**REQUIRED WORK**
Beginning at the line that contains "Extract all readable text from this page.", reproduce every line to the end of the material without changing any of them.

-------- GIVEN ENTRIES

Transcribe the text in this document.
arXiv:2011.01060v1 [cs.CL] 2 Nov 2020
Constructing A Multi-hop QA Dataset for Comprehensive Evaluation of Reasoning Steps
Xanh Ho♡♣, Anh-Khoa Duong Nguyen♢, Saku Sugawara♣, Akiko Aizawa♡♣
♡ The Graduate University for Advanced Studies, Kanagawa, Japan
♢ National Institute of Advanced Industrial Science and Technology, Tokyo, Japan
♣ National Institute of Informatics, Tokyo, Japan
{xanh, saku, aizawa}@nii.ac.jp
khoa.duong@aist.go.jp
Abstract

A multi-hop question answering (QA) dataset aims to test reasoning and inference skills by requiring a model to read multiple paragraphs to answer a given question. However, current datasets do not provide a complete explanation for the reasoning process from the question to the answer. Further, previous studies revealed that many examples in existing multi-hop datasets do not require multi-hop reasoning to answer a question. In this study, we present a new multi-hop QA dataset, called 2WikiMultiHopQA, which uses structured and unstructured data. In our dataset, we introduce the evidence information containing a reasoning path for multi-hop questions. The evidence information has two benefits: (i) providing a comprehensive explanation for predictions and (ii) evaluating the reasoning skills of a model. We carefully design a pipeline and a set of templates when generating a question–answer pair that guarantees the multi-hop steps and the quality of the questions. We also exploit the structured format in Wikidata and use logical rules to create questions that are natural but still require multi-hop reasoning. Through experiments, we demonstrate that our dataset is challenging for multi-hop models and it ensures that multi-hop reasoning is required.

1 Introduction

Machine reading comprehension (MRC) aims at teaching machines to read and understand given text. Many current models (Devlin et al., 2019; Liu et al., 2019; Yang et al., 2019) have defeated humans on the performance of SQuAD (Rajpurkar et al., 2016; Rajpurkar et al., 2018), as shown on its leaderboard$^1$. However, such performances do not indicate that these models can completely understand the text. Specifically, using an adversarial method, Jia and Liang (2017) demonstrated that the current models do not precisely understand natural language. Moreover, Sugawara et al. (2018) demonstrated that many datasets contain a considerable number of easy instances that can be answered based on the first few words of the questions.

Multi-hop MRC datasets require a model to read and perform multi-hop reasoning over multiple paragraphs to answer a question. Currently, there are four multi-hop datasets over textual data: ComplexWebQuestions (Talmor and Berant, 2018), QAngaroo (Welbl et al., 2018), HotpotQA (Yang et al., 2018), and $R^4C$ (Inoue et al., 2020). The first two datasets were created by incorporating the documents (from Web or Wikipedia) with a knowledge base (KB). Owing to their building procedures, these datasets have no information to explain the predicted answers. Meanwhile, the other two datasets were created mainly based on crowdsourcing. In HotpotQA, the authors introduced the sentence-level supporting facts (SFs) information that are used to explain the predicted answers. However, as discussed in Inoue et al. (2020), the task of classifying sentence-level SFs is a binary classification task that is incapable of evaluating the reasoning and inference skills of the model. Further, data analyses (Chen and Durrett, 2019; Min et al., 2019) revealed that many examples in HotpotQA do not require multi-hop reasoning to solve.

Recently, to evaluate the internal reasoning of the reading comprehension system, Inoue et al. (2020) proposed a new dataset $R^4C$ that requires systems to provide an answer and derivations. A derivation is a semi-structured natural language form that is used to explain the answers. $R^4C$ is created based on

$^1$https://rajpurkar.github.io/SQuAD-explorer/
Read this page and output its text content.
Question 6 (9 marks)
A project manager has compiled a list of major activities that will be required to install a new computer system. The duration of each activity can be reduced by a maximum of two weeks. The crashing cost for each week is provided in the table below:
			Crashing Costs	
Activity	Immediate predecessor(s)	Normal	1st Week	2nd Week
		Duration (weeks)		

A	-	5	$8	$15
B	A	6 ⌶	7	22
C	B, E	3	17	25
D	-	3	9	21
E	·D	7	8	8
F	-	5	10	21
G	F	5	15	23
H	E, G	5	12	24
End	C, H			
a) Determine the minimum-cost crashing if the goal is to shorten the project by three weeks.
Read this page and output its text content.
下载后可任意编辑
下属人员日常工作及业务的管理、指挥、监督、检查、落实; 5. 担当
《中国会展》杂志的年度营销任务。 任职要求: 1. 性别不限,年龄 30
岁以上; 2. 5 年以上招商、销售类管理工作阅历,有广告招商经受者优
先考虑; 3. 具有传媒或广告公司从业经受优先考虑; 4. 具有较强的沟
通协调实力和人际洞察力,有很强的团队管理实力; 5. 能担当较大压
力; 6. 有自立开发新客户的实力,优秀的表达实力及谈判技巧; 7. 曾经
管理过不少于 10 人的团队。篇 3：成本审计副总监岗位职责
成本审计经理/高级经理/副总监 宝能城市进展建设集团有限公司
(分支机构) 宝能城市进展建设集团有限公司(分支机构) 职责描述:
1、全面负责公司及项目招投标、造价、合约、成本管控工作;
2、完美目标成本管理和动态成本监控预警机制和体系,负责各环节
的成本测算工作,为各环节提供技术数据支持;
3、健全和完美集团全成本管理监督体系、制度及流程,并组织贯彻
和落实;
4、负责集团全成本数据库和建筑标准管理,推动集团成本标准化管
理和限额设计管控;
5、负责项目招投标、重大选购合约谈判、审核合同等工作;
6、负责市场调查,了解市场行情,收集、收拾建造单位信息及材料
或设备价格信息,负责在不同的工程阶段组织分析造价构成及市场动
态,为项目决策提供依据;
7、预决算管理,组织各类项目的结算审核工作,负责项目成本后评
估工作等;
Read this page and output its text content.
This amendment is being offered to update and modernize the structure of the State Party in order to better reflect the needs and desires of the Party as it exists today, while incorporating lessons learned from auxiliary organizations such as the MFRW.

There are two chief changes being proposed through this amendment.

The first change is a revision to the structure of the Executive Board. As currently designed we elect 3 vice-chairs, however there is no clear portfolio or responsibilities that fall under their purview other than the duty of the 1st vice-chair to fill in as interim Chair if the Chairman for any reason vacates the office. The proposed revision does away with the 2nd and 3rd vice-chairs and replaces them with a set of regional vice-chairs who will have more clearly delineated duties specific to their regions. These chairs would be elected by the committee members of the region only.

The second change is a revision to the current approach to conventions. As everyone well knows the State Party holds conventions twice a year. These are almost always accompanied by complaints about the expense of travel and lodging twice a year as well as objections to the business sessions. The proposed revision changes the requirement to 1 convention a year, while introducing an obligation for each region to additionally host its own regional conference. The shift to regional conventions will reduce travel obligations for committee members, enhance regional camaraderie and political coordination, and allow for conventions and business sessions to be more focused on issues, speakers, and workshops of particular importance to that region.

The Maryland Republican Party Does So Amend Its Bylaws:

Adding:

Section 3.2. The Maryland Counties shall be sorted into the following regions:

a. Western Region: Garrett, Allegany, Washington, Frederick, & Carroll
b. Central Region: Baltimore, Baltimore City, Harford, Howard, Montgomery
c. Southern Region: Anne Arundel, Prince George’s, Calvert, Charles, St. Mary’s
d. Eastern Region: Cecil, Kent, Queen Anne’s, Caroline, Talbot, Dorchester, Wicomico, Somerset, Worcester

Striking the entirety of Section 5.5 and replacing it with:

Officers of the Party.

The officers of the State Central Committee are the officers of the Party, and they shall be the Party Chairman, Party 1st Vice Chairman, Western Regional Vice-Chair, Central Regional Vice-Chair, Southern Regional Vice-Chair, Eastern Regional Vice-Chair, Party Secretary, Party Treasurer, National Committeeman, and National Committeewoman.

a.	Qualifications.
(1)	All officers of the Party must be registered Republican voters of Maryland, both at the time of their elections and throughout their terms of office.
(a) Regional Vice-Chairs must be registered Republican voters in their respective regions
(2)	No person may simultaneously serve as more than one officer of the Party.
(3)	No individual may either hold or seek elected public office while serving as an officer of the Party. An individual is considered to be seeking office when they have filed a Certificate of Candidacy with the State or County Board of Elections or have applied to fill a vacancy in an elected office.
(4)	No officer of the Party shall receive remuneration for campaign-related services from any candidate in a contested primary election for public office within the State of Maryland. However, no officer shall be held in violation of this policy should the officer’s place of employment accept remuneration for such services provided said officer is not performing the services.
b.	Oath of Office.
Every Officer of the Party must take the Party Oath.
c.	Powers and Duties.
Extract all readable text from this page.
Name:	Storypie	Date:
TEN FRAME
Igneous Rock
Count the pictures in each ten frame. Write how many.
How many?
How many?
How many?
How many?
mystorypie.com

----------------

**ANSWER TO THIS TASK**
Extract all readable text from this page.
Name:	Storypie	Date:
TEN FRAME
Igneous Rock
Count the pictures in each ten frame. Write how many.
How many?
How many?
How many?
How many?
mystorypie.com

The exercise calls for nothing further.